:: STORED RECORDS ::
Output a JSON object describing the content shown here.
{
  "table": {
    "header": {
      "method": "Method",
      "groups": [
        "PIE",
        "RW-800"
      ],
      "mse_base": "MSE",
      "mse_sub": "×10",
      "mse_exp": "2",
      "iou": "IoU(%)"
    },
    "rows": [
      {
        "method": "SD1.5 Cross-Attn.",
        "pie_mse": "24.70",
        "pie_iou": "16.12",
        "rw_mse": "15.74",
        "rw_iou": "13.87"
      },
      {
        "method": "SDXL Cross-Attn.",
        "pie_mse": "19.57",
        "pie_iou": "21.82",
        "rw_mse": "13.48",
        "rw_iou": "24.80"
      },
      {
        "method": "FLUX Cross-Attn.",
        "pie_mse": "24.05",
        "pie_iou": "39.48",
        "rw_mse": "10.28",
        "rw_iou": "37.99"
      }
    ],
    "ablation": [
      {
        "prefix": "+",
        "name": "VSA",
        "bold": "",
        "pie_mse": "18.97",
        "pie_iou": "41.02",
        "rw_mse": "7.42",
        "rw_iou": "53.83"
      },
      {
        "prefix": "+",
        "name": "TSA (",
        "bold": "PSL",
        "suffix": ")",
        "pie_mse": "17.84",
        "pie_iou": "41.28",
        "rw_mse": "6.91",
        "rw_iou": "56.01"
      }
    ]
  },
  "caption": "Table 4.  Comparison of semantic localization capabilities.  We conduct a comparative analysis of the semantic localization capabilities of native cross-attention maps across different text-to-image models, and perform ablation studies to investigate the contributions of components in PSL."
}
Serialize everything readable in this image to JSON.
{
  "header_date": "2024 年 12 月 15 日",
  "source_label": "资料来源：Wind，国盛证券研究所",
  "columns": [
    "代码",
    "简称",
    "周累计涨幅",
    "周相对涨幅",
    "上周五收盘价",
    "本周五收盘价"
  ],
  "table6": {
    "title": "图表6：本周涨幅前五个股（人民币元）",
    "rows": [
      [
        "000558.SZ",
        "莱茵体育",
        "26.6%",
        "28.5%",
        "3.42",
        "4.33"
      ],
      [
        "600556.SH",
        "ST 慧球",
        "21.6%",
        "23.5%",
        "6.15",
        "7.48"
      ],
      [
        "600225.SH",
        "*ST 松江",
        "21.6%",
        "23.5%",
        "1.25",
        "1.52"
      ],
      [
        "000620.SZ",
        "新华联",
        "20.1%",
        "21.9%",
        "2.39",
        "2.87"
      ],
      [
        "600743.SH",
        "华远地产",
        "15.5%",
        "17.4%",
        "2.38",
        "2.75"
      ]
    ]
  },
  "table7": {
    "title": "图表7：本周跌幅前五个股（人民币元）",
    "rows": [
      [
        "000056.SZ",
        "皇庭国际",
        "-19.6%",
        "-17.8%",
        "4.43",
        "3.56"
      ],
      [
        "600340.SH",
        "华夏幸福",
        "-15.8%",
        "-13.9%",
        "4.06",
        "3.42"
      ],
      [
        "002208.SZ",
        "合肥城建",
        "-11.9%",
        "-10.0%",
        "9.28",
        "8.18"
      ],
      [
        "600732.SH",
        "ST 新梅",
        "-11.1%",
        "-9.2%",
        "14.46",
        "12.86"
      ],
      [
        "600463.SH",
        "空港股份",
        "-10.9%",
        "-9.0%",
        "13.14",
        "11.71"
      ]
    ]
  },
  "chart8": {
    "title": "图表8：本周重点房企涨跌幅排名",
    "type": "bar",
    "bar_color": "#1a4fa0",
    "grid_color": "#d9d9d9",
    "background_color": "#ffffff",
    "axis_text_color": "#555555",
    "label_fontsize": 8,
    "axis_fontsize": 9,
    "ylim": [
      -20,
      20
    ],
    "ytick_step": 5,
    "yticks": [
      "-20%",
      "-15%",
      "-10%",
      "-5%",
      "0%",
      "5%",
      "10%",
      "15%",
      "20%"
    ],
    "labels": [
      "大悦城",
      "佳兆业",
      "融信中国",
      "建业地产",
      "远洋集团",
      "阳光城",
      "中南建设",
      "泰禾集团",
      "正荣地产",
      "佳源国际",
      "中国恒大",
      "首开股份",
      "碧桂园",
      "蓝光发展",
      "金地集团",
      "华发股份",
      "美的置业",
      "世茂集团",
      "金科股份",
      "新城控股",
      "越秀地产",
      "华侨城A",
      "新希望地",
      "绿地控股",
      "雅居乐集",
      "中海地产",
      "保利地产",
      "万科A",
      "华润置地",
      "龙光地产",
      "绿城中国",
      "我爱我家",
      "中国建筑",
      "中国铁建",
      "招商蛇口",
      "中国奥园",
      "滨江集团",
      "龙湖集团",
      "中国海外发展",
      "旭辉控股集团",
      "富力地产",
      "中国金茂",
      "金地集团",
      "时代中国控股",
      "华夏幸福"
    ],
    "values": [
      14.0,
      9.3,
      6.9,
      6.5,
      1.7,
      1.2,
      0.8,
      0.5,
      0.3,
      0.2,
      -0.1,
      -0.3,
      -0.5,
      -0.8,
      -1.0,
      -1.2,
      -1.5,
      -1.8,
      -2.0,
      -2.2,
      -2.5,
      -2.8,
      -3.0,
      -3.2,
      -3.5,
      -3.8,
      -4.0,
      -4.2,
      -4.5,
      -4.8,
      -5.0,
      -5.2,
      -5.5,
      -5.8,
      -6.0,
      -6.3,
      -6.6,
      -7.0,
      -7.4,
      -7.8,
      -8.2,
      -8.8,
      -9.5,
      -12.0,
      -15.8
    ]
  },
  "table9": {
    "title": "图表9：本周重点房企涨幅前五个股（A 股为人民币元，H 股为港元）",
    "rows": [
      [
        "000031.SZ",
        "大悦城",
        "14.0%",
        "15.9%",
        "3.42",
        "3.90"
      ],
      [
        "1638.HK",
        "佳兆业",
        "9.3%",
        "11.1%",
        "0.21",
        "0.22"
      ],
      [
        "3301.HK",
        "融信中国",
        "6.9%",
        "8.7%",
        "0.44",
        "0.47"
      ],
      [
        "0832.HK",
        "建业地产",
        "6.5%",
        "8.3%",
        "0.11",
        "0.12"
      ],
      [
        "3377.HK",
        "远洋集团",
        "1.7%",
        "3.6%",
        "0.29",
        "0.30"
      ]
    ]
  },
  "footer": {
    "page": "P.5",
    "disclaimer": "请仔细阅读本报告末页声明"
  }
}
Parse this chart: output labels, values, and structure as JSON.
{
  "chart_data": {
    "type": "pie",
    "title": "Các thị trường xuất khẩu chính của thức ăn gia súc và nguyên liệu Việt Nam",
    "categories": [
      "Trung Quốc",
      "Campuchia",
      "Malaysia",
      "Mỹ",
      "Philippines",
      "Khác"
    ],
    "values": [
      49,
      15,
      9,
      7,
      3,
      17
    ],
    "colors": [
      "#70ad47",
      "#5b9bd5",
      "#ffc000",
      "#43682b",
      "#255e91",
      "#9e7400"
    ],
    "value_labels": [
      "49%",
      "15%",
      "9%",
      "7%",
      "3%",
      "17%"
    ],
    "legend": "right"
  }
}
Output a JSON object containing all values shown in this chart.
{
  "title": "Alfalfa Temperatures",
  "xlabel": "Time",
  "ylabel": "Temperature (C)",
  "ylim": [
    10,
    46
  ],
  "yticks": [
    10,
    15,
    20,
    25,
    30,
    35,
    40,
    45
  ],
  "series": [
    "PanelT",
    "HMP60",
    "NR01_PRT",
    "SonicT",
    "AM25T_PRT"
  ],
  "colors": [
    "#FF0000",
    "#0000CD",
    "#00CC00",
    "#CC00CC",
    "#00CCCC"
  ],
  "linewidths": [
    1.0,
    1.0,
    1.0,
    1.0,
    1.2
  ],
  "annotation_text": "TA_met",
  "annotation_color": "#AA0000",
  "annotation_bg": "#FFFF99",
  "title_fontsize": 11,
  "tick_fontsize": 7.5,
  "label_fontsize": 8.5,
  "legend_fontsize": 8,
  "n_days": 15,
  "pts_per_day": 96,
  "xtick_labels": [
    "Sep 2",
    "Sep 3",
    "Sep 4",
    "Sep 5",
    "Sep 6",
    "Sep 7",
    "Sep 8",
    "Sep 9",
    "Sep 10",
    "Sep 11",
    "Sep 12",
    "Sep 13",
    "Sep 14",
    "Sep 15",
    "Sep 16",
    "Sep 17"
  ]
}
:::
» INSTRUCTIONS TO FOLLOW
Return every line from the records above that holds the word "JSON".

» TASK ANSWER
Output a JSON object describing the content shown here.
Serialize everything readable in this image to JSON.
Parse this chart: output labels, values, and structure as JSON.
Output a JSON object containing all values shown in this chart.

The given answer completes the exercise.